*What the task requires:* Your task is to repeat the entries exactly. Leave the pictures out.

*Task data:*
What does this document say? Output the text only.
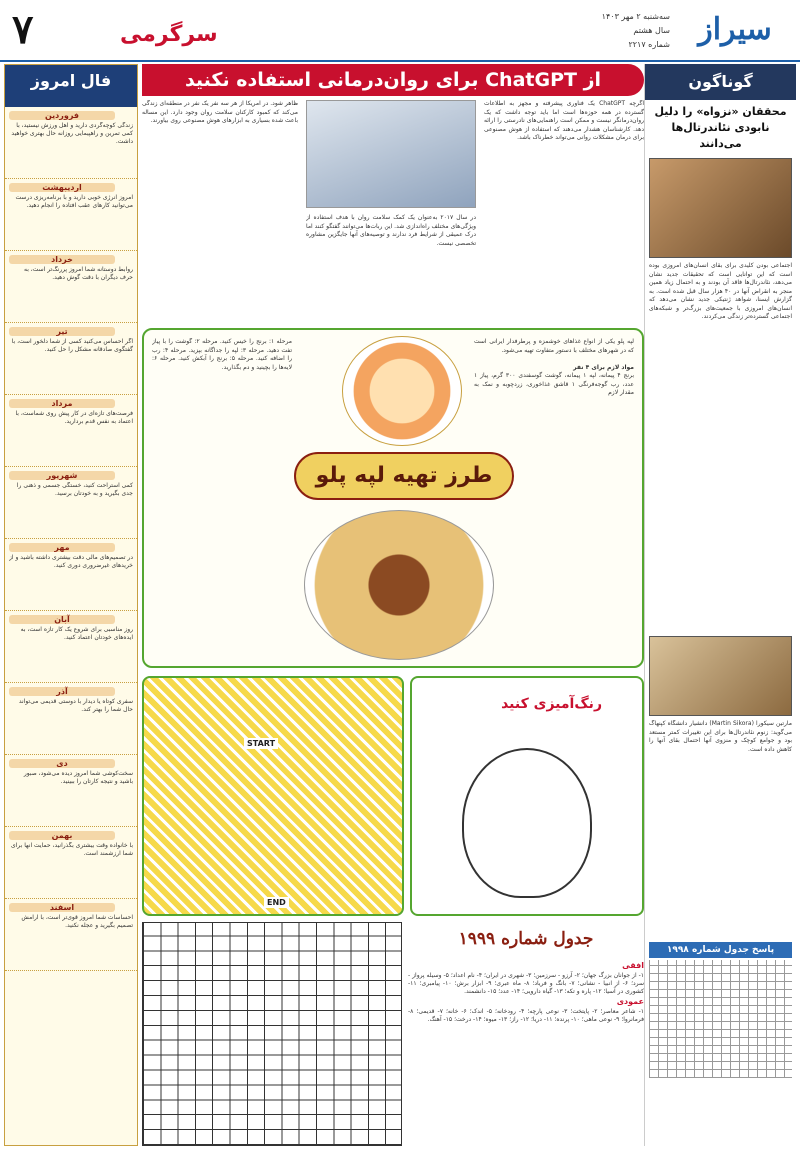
۷	سرگرمی
سه‌شنبه ۲ مهر ۱۴۰۳
سال هشتم
شماره ۲۲۱۷ سیراز
گوناگون
محققان «نزواه» را دلیل نابودی نئاندرتال‌ها می‌دانند
اجتماعی بودن کلیدی برای بقای انسان‌های امروزی بوده است که این توانایی است که تحقیقات جدید نشان می‌دهد، نئاندرتال‌ها فاقد آن بودند و به احتمال زیاد همین منجر به انقراض آنها در ۴۰ هزار سال قبل شده است. به گزارش ایسنا، شواهد ژنتیکی جدید نشان می‌دهد که انسان‌های امروزی با جمعیت‌های بزرگ‌تر و شبکه‌های اجتماعی گسترده‌تر زندگی می‌کردند.
مارتین سیکورا (Martin Sikora) دانشیار دانشگاه کپنهاگ می‌گوید: زنوم نئاندرتال‌ها برای این تغییرات کمتر مستعد بود و جوامع کوچک و منزوی آنها احتمال بقای آنها را کاهش داده است.
پاسخ جدول شماره ۱۹۹۸
فال امروز
فروردین
زندگی کوچه‌گردی دارید و اهل ورزش نیستید، با کمی تمرین و راهپیمایی روزانه حال بهتری خواهید داشت.
اردیبهشت
امروز انرژی خوبی دارید و با برنامه‌ریزی درست می‌توانید کارهای عقب افتاده را انجام دهید.
خرداد
روابط دوستانه شما امروز پررنگ‌تر است، به حرف دیگران با دقت گوش دهید.
تیر
اگر احساس می‌کنید کسی از شما دلخور است، با گفتگوی صادقانه مشکل را حل کنید.
مرداد
فرصت‌های تازه‌ای در کار پیش روی شماست، با اعتماد به نفس قدم بردارید.
شهریور
کمی استراحت کنید، خستگی جسمی و ذهنی را جدی بگیرید و به خودتان برسید.
مهر
در تصمیم‌های مالی دقت بیشتری داشته باشید و از خریدهای غیرضروری دوری کنید.
آبان
روز مناسبی برای شروع یک کار تازه است، به ایده‌های خودتان اعتماد کنید.
آذر
سفری کوتاه یا دیدار با دوستی قدیمی می‌تواند حال شما را بهتر کند.
دی
سخت‌کوشی شما امروز دیده می‌شود، صبور باشید و نتیجه کارتان را ببینید.
بهمن
با خانواده وقت بیشتری بگذرانید، حمایت آنها برای شما ارزشمند است.
اسفند
احساسات شما امروز قوی‌تر است، با آرامش تصمیم بگیرید و عجله نکنید.
از ChatGPT برای روان‌درمانی استفاده نکنید
اگرچه ChatGPT یک فناوری پیشرفته و مجهز به اطلاعات گسترده در همه حوزه‌ها است اما باید توجه داشت که یک روان‌درمانگر نیست و ممکن است راهنمایی‌های نادرستی را ارائه دهد. کارشناسان هشدار می‌دهند که استفاده از هوش مصنوعی برای درمان مشکلات روانی می‌تواند خطرناک باشد.
در سال ۲۰۱۷ به‌عنوان یک کمک سلامت روان با هدف استفاده از ویژگی‌های مختلف راه‌اندازی شد. این ربات‌ها می‌توانند گفتگو کنند اما درک عمیقی از شرایط فرد ندارند و توصیه‌های آنها جایگزین مشاوره تخصصی نیست.
ظاهر شود. در آمریکا از هر سه نفر یک نفر در منطقه‌ای زندگی می‌کند که کمبود کارکنان سلامت روان وجود دارد. این مساله باعث شده بسیاری به ابزارهای هوش مصنوعی روی بیاورند.
لپه پلو یکی از انواع غذاهای خوشمزه و پرطرفدار ایرانی است که در شهرهای مختلف با دستور متفاوت تهیه می‌شود.

مواد لازم برای ۴ نفر
برنج ۴ پیمانه، لپه ۱ پیمانه، گوشت گوسفندی ۳۰۰ گرم، پیاز ۱ عدد، رب گوجه‌فرنگی ۱ قاشق غذاخوری، زردچوبه و نمک به مقدار لازم
طرز تهیه لپه پلو
مرحله ۱: برنج را خیس کنید. مرحله ۲: گوشت را با پیاز تفت دهید. مرحله ۳: لپه را جداگانه بپزید. مرحله ۴: رب را اضافه کنید. مرحله ۵: برنج را آبکش کنید. مرحله ۶: لایه‌ها را بچینید و دم بگذارید.
رنگ‌آمیزی کنید
START
END
جدول شماره ۱۹۹۹
افقی
۱- از جوانان بزرگ جهان؛ ۲- آرزو - سرزمین؛ ۳- شهری در ایران؛ ۴- نام اعداد؛ ۵- وسیله پرواز - سرد؛ ۶- از انبیا - نشانی؛ ۷- بانگ و فریاد؛ ۸- ماه عبری؛ ۹- ابزار برش؛ ۱۰- پیامبری؛ ۱۱- کشوری در آسیا؛ ۱۲- پاره و تکه؛ ۱۳- گیاه دارویی؛ ۱۴- عدد؛ ۱۵- دانشمند.
عمودی
۱- شاعر معاصر؛ ۲- پایتخت؛ ۳- نوعی پارچه؛ ۴- رودخانه؛ ۵- اندک؛ ۶- خانه؛ ۷- قدیمی؛ ۸- فرمانروا؛ ۹- نوعی ماهی؛ ۱۰- پرنده؛ ۱۱- دریا؛ ۱۲- راز؛ ۱۳- میوه؛ ۱۴- درخت؛ ۱۵- آهنگ.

*Task response:*
What does this document say? Output the text only.
۷	سرگرمی
سه‌شنبه ۲ مهر ۱۴۰۳
سال هشتم
شماره ۲۲۱۷ سیراز
گوناگون
محققان «نزواه» را دلیل نابودی نئاندرتال‌ها می‌دانند
اجتماعی بودن کلیدی برای بقای انسان‌های امروزی بوده است که این توانایی است که تحقیقات جدید نشان می‌دهد، نئاندرتال‌ها فاقد آن بودند و به احتمال زیاد همین منجر به انقراض آنها در ۴۰ هزار سال قبل شده است. به گزارش ایسنا، شواهد ژنتیکی جدید نشان می‌دهد که انسان‌های امروزی با جمعیت‌های بزرگ‌تر و شبکه‌های اجتماعی گسترده‌تر زندگی می‌کردند.
مارتین سیکورا (Martin Sikora) دانشیار دانشگاه کپنهاگ می‌گوید: زنوم نئاندرتال‌ها برای این تغییرات کمتر مستعد بود و جوامع کوچک و منزوی آنها احتمال بقای آنها را کاهش داده است.
پاسخ جدول شماره ۱۹۹۸
فال امروز
فروردین
زندگی کوچه‌گردی دارید و اهل ورزش نیستید، با کمی تمرین و راهپیمایی روزانه حال بهتری خواهید داشت.
اردیبهشت
امروز انرژی خوبی دارید و با برنامه‌ریزی درست می‌توانید کارهای عقب افتاده را انجام دهید.
خرداد
روابط دوستانه شما امروز پررنگ‌تر است، به حرف دیگران با دقت گوش دهید.
تیر
اگر احساس می‌کنید کسی از شما دلخور است، با گفتگوی صادقانه مشکل را حل کنید.
مرداد
فرصت‌های تازه‌ای در کار پیش روی شماست، با اعتماد به نفس قدم بردارید.
شهریور
کمی استراحت کنید، خستگی جسمی و ذهنی را جدی بگیرید و به خودتان برسید.
مهر
در تصمیم‌های مالی دقت بیشتری داشته باشید و از خریدهای غیرضروری دوری کنید.
آبان
روز مناسبی برای شروع یک کار تازه است، به ایده‌های خودتان اعتماد کنید.
آذر
سفری کوتاه یا دیدار با دوستی قدیمی می‌تواند حال شما را بهتر کند.
دی
سخت‌کوشی شما امروز دیده می‌شود، صبور باشید و نتیجه کارتان را ببینید.
بهمن
با خانواده وقت بیشتری بگذرانید، حمایت آنها برای شما ارزشمند است.
اسفند
احساسات شما امروز قوی‌تر است، با آرامش تصمیم بگیرید و عجله نکنید.
از ChatGPT برای روان‌درمانی استفاده نکنید
اگرچه ChatGPT یک فناوری پیشرفته و مجهز به اطلاعات گسترده در همه حوزه‌ها است اما باید توجه داشت که یک روان‌درمانگر نیست و ممکن است راهنمایی‌های نادرستی را ارائه دهد. کارشناسان هشدار می‌دهند که استفاده از هوش مصنوعی برای درمان مشکلات روانی می‌تواند خطرناک باشد.
در سال ۲۰۱۷ به‌عنوان یک کمک سلامت روان با هدف استفاده از ویژگی‌های مختلف راه‌اندازی شد. این ربات‌ها می‌توانند گفتگو کنند اما درک عمیقی از شرایط فرد ندارند و توصیه‌های آنها جایگزین مشاوره تخصصی نیست.
ظاهر شود. در آمریکا از هر سه نفر یک نفر در منطقه‌ای زندگی می‌کند که کمبود کارکنان سلامت روان وجود دارد. این مساله باعث شده بسیاری به ابزارهای هوش مصنوعی روی بیاورند.
لپه پلو یکی از انواع غذاهای خوشمزه و پرطرفدار ایرانی است که در شهرهای مختلف با دستور متفاوت تهیه می‌شود.

مواد لازم برای ۴ نفر
برنج ۴ پیمانه، لپه ۱ پیمانه، گوشت گوسفندی ۳۰۰ گرم، پیاز ۱ عدد، رب گوجه‌فرنگی ۱ قاشق غذاخوری، زردچوبه و نمک به مقدار لازم
طرز تهیه لپه پلو
مرحله ۱: برنج را خیس کنید. مرحله ۲: گوشت را با پیاز تفت دهید. مرحله ۳: لپه را جداگانه بپزید. مرحله ۴: رب را اضافه کنید. مرحله ۵: برنج را آبکش کنید. مرحله ۶: لایه‌ها را بچینید و دم بگذارید.
رنگ‌آمیزی کنید
START
END
جدول شماره ۱۹۹۹
افقی
۱- از جوانان بزرگ جهان؛ ۲- آرزو - سرزمین؛ ۳- شهری در ایران؛ ۴- نام اعداد؛ ۵- وسیله پرواز - سرد؛ ۶- از انبیا - نشانی؛ ۷- بانگ و فریاد؛ ۸- ماه عبری؛ ۹- ابزار برش؛ ۱۰- پیامبری؛ ۱۱- کشوری در آسیا؛ ۱۲- پاره و تکه؛ ۱۳- گیاه دارویی؛ ۱۴- عدد؛ ۱۵- دانشمند.
عمودی
۱- شاعر معاصر؛ ۲- پایتخت؛ ۳- نوعی پارچه؛ ۴- رودخانه؛ ۵- اندک؛ ۶- خانه؛ ۷- قدیمی؛ ۸- فرمانروا؛ ۹- نوعی ماهی؛ ۱۰- پرنده؛ ۱۱- دریا؛ ۱۲- راز؛ ۱۳- میوه؛ ۱۴- درخت؛ ۱۵- آهنگ.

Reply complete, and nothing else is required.